◆ **Cuplikan Halaman**
Connect with us
Film perang yang dinamis dan humanis

Film

Saving Private Ryan Review: Misi Menyelamatkan Seorang Prajurit

Film perang yang dinamis dan humanis.

★ ★ ★ ★ ★
★ ★ ★ ★ ★

“Saving Private Ryan” (1998) merupakan salah satu film perang berkualitas dengan prestasi mentereng. 7 nominasi Academy Awards ke-71 berhasil diraih film garapan Stephen Spielberg ini, dimana lima diantaranya berhasil diraih. Film ini pun juga menginspirasi sejumlah sineas, salah satunya Quentin Tarantino. Sutradara nyentrik itu mengaku kalau “Inglourious Basterds” (2009) garapannya terpengaruh oleh film ini.

Sesuai judulnya, film ini berkisah tentang upaya menyelamatkan seorang prajurit bernama Ryan (Matt Damon) alias James Frances Ryan. Upaya itu dilakukan oleh kapten John H. Miller (Tom Hanks) bersama anak buahnya. Misi itu dilakukan pada masa-masa Perang Dunia II (PD II), dimana saat itu Amerika selaku sekutu tengah menyerang Jerman.

Walau memakai latar waktu PD II, film ini tak jatuh jadi film perang yang patriotik, penuh adegan perang yang kelewat sadis, serta berunsur politik. Adegan perang memang masih ada di film ini, malah menjadi salah satu bumbu utama. Namun, adegan itu tak terlampau sadis dan tersaji dengan pendekatan yang lebih dinamis dan elegan. Sisi humanis juga lebih ditonjolkan, terutama lewat hubungan James H. Miller dengan anak buahnya, serta dengan Ryan yang akan ia selamatkan.

Tiga menit pertama film dibuka oleh adegan Ryan tua (Harrison Young) yang tengah mengunjungi salah satu makam yang ada di kompleks Pemakaman Normandia. Masuk menit ke-3 hingga 27, scene pun berpindah ke tahun 1944. Deretan adegan perang disajikan dengan tensi tinggi.

Walau bertensi tinggi, pace tiap adegannya tidak terlampau cepat, sehingga penonton tak akan pusing menyimak adegan-adegannya. Suara tembakan pistol laras panjang, peluru-peluru yang berjatuhan, gemuruh, dan suara-suara bising khas perang begitu kentara di tiap adegannya. Salut untuk tim sound department yang telah menyajikan semua suara itu secara proper.

◆ **Data yang Tersedia**
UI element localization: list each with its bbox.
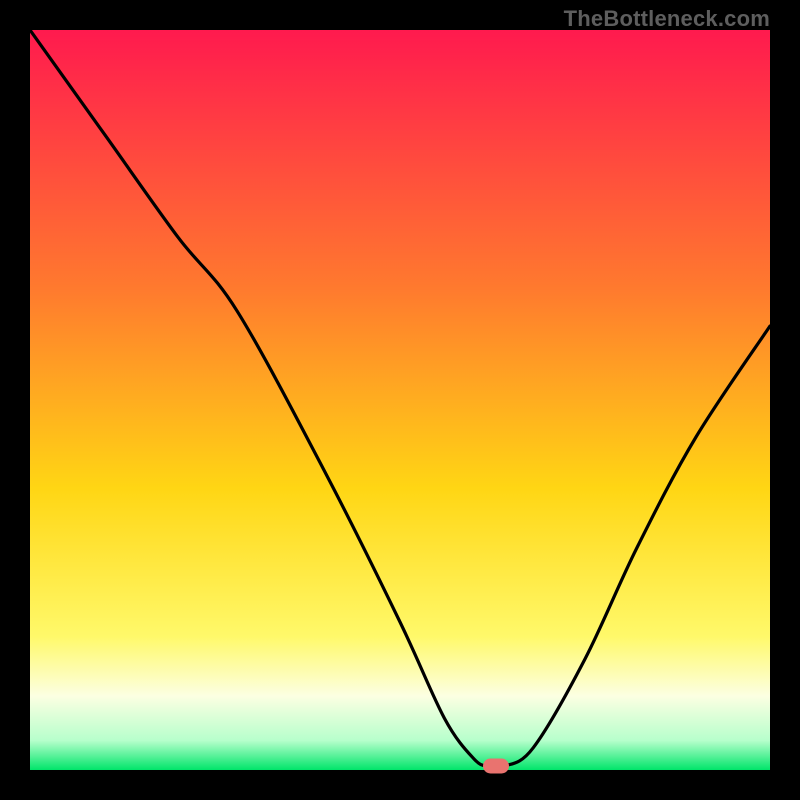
bottleneck-curve [30,30,770,770]
watermark-text: TheBottleneck.com [564,6,770,32]
plot-area [30,30,770,770]
optimal-marker [483,759,509,774]
chart-frame: TheBottleneck.com [0,0,800,800]
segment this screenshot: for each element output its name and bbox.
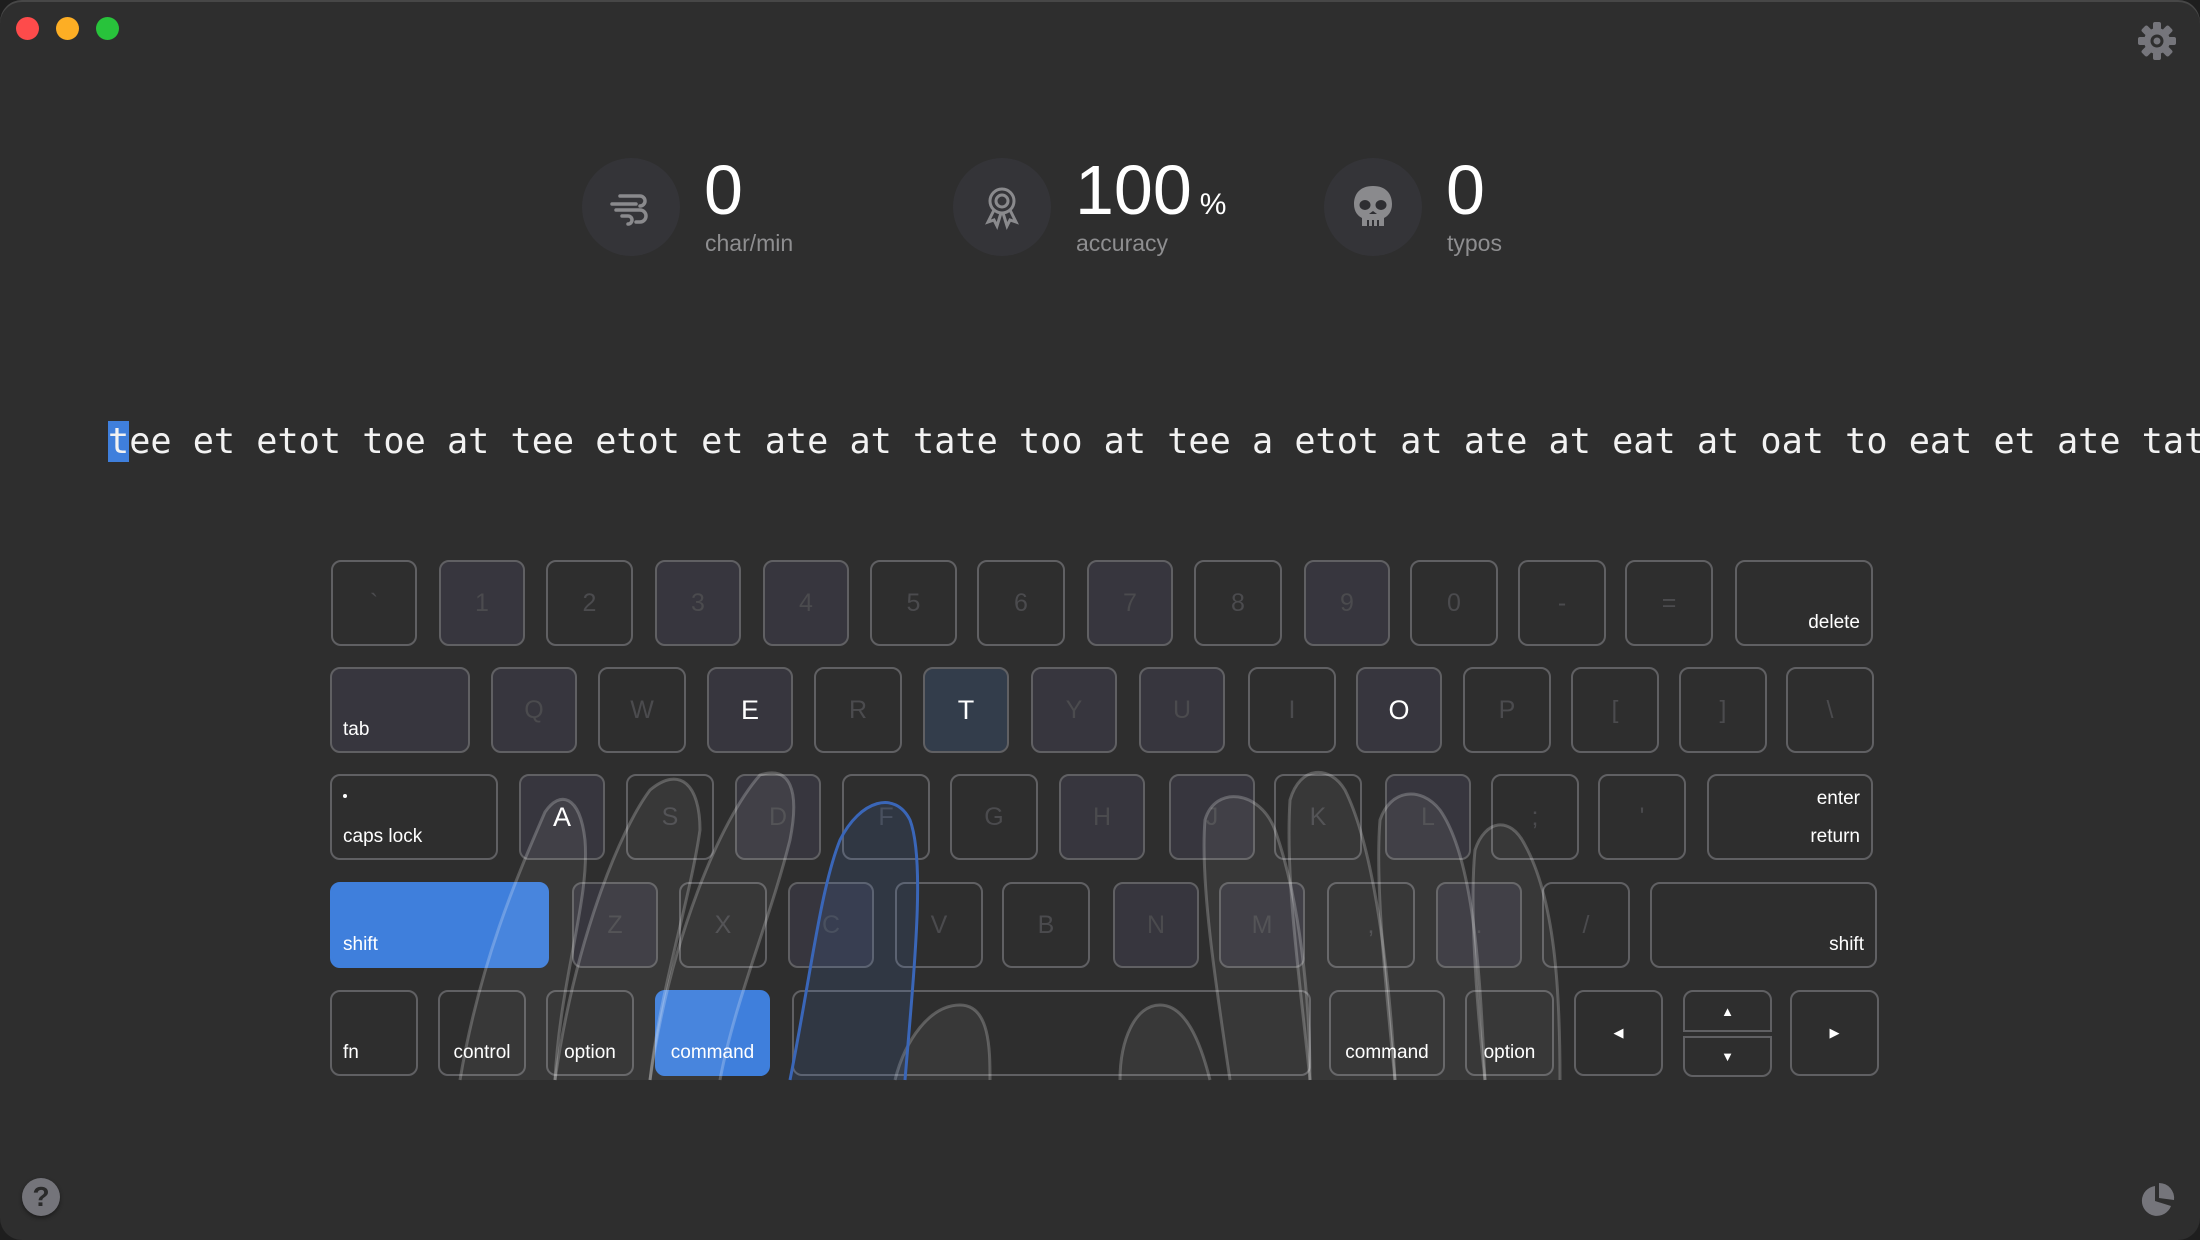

◆ **Tugas**
a: Salin dari ulasan film di atas bagian yang diawali kata-kata "Sesuai judulnya, film" dan berakhir setelah "akan ia selamatkan.".
b: Alihkan ke dalam bahasa Inggris kalimat berikut dari ulasan film di atas: "Upaya itu dilakukan oleh kapten John H. Miller (Tom Hanks) bersama anak buahnya."

◆ **Kunci Jawaban**
a:
Sesuai judulnya, film ini berkisah tentang upaya menyelamatkan seorang prajurit bernama Ryan (Matt Damon) alias James Frances Ryan. Upaya itu dilakukan oleh kapten John H. Miller (Tom Hanks) bersama anak buahnya. Misi itu dilakukan pada masa-masa Perang Dunia II (PD II), dimana saat itu Amerika selaku sekutu tengah menyerang Jerman.

Walau memakai latar waktu PD II, film ini tak jatuh jadi film perang yang patriotik, penuh adegan perang yang kelewat sadis, serta berunsur politik. Adegan perang memang masih ada di film ini, malah menjadi salah satu bumbu utama. Namun, adegan itu tak terlampau sadis dan tersaji dengan pendekatan yang lebih dinamis dan elegan. Sisi humanis juga lebih ditonjolkan, terutama lewat hubungan James H. Miller dengan anak buahnya, serta dengan Ryan yang akan ia selamatkan.

b: The effort was carried out by Captain John H. Miller (Tom Hanks) together with his men.